··· Data for processing

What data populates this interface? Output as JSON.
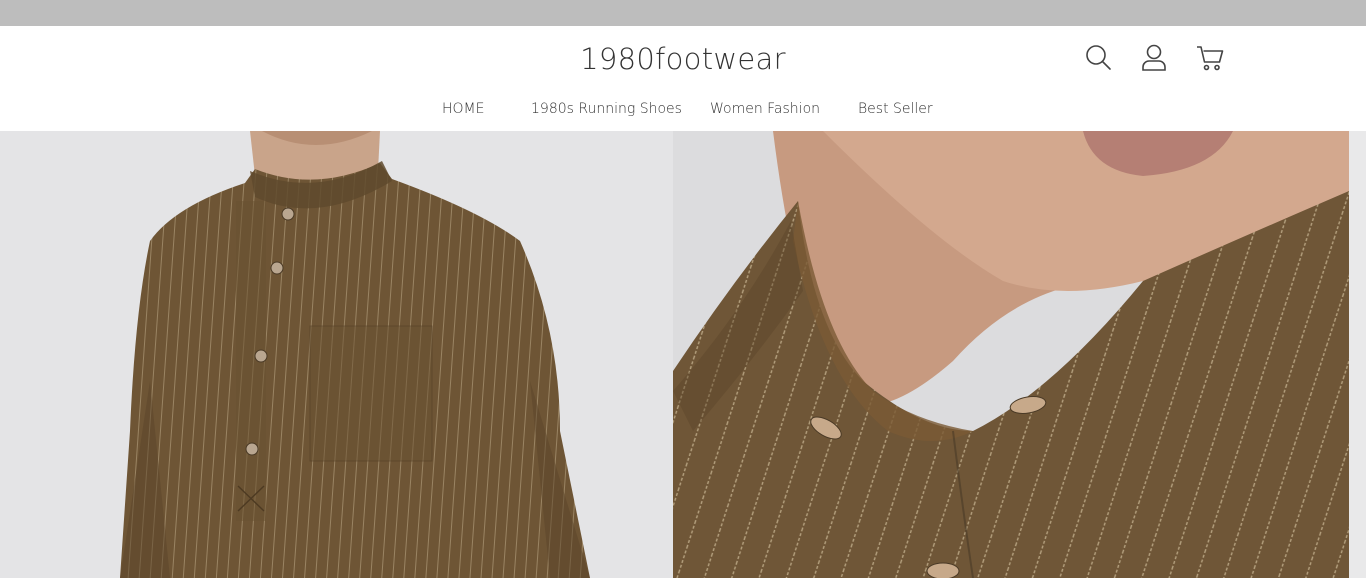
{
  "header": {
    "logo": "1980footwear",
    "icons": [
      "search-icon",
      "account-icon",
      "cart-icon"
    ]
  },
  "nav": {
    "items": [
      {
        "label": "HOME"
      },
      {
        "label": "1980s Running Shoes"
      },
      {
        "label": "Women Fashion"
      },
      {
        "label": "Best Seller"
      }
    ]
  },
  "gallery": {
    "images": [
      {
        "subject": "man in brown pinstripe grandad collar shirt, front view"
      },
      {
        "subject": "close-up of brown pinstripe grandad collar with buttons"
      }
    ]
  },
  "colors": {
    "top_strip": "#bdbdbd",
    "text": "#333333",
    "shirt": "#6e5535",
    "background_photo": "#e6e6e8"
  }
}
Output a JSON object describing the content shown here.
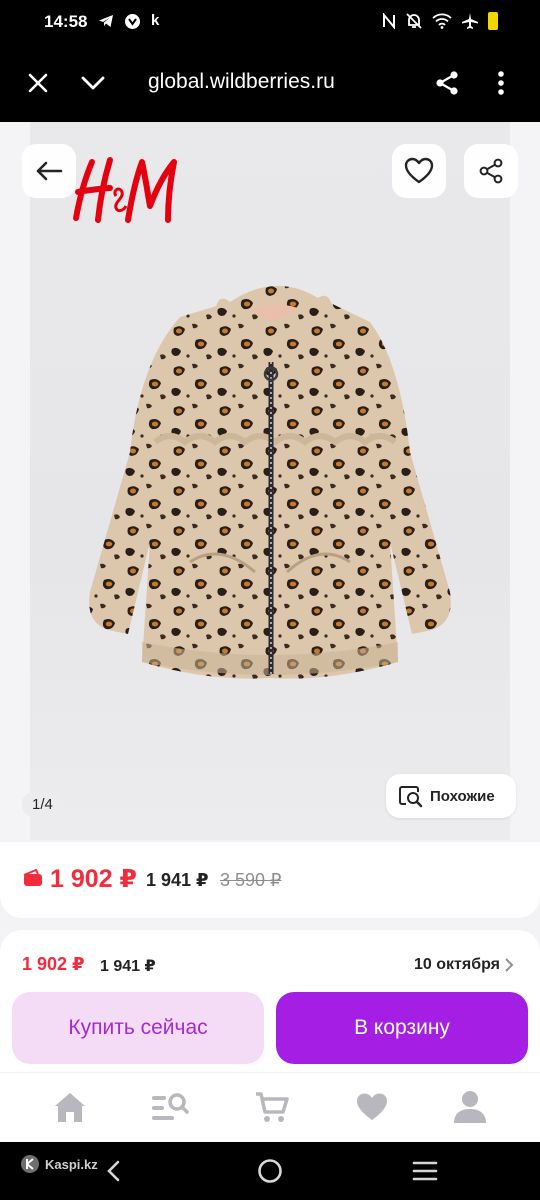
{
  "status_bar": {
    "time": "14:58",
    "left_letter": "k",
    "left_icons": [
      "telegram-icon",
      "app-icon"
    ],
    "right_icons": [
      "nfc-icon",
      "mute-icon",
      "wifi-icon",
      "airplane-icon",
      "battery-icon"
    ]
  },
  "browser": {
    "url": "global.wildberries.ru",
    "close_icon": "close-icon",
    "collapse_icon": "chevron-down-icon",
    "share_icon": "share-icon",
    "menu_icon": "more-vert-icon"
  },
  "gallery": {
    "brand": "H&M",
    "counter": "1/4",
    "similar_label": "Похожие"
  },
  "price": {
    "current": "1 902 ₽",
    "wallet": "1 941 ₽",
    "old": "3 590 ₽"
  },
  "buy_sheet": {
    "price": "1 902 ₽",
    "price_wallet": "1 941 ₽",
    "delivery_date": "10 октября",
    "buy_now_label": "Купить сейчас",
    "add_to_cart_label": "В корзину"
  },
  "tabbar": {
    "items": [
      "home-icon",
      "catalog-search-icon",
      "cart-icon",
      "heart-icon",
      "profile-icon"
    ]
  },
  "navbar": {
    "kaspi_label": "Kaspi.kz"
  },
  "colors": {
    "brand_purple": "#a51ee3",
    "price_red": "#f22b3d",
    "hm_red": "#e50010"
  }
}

······

[Do this]: Strip out the pictures and quote the remaining data word for word.

[Complete response]:
What data populates this interface? Output as JSON.
{
  "header": {
    "logo": "1980footwear",
    "icons": [
      "search-icon",
      "account-icon",
      "cart-icon"
    ]
  },
  "nav": {
    "items": [
      {
        "label": "HOME"
      },
      {
        "label": "1980s Running Shoes"
      },
      {
        "label": "Women Fashion"
      },
      {
        "label": "Best Seller"
      }
    ]
  },
  "gallery": {
    "images": [
      {
        "subject": "man in brown pinstripe grandad collar shirt, front view"
      },
      {
        "subject": "close-up of brown pinstripe grandad collar with buttons"
      }
    ]
  },
  "colors": {
    "top_strip": "#bdbdbd",
    "text": "#333333",
    "shirt": "#6e5535",
    "background_photo": "#e6e6e8"
  }
}
Output a JSON object describing the content shown here.
{
  "status_bar": {
    "time": "14:58",
    "left_letter": "k",
    "left_icons": [
      "telegram-icon",
      "app-icon"
    ],
    "right_icons": [
      "nfc-icon",
      "mute-icon",
      "wifi-icon",
      "airplane-icon",
      "battery-icon"
    ]
  },
  "browser": {
    "url": "global.wildberries.ru",
    "close_icon": "close-icon",
    "collapse_icon": "chevron-down-icon",
    "share_icon": "share-icon",
    "menu_icon": "more-vert-icon"
  },
  "gallery": {
    "brand": "H&M",
    "counter": "1/4",
    "similar_label": "Похожие"
  },
  "price": {
    "current": "1 902 ₽",
    "wallet": "1 941 ₽",
    "old": "3 590 ₽"
  },
  "buy_sheet": {
    "price": "1 902 ₽",
    "price_wallet": "1 941 ₽",
    "delivery_date": "10 октября",
    "buy_now_label": "Купить сейчас",
    "add_to_cart_label": "В корзину"
  },
  "tabbar": {
    "items": [
      "home-icon",
      "catalog-search-icon",
      "cart-icon",
      "heart-icon",
      "profile-icon"
    ]
  },
  "navbar": {
    "kaspi_label": "Kaspi.kz"
  },
  "colors": {
    "brand_purple": "#a51ee3",
    "price_red": "#f22b3d",
    "hm_red": "#e50010"
  }
}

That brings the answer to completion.